* TASK GOAL:
Return verbatim the run of lines that opens with the line holding "Read all visible content and emit it as JSON." and closes with the last line of the records.

* DATA SUPPLIED:
....
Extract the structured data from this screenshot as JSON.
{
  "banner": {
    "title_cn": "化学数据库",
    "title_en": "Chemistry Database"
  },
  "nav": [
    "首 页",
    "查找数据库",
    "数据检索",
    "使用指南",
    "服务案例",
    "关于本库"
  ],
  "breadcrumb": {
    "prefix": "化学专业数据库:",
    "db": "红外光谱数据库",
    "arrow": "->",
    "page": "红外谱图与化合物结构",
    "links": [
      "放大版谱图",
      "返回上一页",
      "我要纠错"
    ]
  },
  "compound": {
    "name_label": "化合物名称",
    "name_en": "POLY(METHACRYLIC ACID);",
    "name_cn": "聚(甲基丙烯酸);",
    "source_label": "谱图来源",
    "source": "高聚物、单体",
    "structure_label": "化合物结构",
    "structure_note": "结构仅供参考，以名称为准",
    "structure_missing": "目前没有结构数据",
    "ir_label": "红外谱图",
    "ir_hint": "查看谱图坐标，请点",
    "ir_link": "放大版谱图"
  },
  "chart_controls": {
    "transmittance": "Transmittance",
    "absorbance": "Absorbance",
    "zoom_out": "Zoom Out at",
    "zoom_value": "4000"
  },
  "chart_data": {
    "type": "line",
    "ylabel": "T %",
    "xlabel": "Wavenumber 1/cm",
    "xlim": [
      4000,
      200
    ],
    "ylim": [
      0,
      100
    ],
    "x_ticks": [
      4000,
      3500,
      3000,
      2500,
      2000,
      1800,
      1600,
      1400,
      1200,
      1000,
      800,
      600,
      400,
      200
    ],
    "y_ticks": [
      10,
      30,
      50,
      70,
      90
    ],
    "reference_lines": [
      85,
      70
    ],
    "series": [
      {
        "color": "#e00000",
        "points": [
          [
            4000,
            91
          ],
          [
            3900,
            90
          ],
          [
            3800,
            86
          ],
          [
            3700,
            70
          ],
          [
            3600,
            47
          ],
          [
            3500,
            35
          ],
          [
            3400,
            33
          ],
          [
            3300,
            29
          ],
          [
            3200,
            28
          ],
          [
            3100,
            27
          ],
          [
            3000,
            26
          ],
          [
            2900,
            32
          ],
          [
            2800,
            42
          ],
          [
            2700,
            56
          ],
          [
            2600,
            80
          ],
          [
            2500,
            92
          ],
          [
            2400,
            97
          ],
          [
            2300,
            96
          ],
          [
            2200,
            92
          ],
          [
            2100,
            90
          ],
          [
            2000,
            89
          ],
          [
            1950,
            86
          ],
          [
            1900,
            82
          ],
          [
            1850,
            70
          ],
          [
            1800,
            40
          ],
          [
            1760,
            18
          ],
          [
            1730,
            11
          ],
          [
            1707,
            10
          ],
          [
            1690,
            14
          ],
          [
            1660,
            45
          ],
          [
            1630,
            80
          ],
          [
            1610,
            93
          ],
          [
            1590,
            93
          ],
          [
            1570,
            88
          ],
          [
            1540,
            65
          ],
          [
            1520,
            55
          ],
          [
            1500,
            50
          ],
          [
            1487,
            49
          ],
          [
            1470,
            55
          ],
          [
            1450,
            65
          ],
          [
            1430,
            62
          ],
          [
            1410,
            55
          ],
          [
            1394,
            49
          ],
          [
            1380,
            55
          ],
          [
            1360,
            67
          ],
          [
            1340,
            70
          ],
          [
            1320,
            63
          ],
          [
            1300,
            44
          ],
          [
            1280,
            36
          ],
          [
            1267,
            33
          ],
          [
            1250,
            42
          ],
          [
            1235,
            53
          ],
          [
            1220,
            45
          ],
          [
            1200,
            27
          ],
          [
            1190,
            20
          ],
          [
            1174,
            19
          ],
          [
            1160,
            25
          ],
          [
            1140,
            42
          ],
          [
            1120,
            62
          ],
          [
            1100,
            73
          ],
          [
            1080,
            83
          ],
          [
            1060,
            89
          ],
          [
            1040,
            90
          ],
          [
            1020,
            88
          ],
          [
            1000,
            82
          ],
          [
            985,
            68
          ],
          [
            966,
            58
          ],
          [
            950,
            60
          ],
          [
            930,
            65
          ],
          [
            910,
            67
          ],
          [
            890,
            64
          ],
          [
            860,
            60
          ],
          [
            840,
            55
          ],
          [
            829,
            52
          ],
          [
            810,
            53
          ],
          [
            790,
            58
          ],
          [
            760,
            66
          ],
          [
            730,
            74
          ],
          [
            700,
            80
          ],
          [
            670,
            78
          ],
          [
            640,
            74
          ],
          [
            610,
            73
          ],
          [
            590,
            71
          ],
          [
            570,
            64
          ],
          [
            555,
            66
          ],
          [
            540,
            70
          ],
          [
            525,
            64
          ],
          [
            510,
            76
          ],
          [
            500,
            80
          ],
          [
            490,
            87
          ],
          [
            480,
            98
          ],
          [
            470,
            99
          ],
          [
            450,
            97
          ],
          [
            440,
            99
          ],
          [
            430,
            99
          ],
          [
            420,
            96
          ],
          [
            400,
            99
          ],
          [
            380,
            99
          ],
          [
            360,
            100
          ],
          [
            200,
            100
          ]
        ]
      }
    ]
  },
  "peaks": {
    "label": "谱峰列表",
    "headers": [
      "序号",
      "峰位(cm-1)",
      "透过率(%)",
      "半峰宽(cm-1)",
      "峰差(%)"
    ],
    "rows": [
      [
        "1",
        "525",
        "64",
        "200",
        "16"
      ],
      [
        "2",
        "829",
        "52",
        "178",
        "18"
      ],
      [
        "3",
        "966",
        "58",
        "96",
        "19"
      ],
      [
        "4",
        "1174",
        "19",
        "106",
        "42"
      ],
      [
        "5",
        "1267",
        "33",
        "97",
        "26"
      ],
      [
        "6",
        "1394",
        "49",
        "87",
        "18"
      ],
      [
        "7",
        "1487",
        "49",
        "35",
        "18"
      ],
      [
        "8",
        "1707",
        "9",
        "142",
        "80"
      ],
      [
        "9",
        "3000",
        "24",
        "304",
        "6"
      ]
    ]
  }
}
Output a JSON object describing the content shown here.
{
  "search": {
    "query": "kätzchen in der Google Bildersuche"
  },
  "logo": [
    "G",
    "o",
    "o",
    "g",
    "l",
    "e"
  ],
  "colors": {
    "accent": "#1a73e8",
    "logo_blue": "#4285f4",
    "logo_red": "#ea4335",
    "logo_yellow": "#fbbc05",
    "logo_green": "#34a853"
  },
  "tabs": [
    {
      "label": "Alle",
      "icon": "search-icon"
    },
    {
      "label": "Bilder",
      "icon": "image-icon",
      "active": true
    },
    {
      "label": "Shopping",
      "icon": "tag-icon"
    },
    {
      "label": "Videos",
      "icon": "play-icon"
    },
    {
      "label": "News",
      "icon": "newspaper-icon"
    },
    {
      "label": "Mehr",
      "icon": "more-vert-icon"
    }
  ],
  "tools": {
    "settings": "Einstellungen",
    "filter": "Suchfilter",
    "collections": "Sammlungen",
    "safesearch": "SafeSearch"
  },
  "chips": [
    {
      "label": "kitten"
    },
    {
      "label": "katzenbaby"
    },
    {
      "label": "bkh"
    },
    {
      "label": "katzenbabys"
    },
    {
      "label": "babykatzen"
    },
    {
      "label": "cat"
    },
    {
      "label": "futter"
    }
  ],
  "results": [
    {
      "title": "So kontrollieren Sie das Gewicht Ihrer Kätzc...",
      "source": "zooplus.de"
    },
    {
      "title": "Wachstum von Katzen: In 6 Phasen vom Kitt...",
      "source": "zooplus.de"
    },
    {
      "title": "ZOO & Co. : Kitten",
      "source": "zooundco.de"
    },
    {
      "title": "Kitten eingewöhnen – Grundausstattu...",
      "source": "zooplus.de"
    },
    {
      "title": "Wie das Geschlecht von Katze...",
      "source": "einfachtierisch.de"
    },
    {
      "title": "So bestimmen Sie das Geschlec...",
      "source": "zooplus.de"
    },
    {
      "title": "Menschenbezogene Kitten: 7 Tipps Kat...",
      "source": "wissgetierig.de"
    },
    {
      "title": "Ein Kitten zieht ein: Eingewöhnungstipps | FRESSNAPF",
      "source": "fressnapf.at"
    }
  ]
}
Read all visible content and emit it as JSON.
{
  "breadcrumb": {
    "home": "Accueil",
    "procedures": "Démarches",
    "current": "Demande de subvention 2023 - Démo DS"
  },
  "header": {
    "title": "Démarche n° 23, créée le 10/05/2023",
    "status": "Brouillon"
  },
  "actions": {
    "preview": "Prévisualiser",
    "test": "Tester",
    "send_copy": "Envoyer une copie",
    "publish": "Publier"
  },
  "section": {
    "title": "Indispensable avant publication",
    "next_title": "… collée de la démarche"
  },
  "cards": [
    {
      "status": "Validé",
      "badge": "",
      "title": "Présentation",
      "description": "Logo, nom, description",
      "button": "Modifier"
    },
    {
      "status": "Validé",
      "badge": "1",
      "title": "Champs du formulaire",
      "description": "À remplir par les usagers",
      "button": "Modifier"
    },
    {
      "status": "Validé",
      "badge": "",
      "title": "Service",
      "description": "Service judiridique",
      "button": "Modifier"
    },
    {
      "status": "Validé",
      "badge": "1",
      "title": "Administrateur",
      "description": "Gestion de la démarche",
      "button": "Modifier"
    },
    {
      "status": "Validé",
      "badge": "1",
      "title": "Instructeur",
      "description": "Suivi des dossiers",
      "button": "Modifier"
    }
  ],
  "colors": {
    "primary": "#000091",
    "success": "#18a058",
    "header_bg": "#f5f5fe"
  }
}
....
* EXERCISE RESULT:
Read all visible content and emit it as JSON.
{
  "breadcrumb": {
    "home": "Accueil",
    "procedures": "Démarches",
    "current": "Demande de subvention 2023 - Démo DS"
  },
  "header": {
    "title": "Démarche n° 23, créée le 10/05/2023",
    "status": "Brouillon"
  },
  "actions": {
    "preview": "Prévisualiser",
    "test": "Tester",
    "send_copy": "Envoyer une copie",
    "publish": "Publier"
  },
  "section": {
    "title": "Indispensable avant publication",
    "next_title": "… collée de la démarche"
  },
  "cards": [
    {
      "status": "Validé",
      "badge": "",
      "title": "Présentation",
      "description": "Logo, nom, description",
      "button": "Modifier"
    },
    {
      "status": "Validé",
      "badge": "1",
      "title": "Champs du formulaire",
      "description": "À remplir par les usagers",
      "button": "Modifier"
    },
    {
      "status": "Validé",
      "badge": "",
      "title": "Service",
      "description": "Service judiridique",
      "button": "Modifier"
    },
    {
      "status": "Validé",
      "badge": "1",
      "title": "Administrateur",
      "description": "Gestion de la démarche",
      "button": "Modifier"
    },
    {
      "status": "Validé",
      "badge": "1",
      "title": "Instructeur",
      "description": "Suivi des dossiers",
      "button": "Modifier"
    }
  ],
  "colors": {
    "primary": "#000091",
    "success": "#18a058",
    "header_bg": "#f5f5fe"
  }
}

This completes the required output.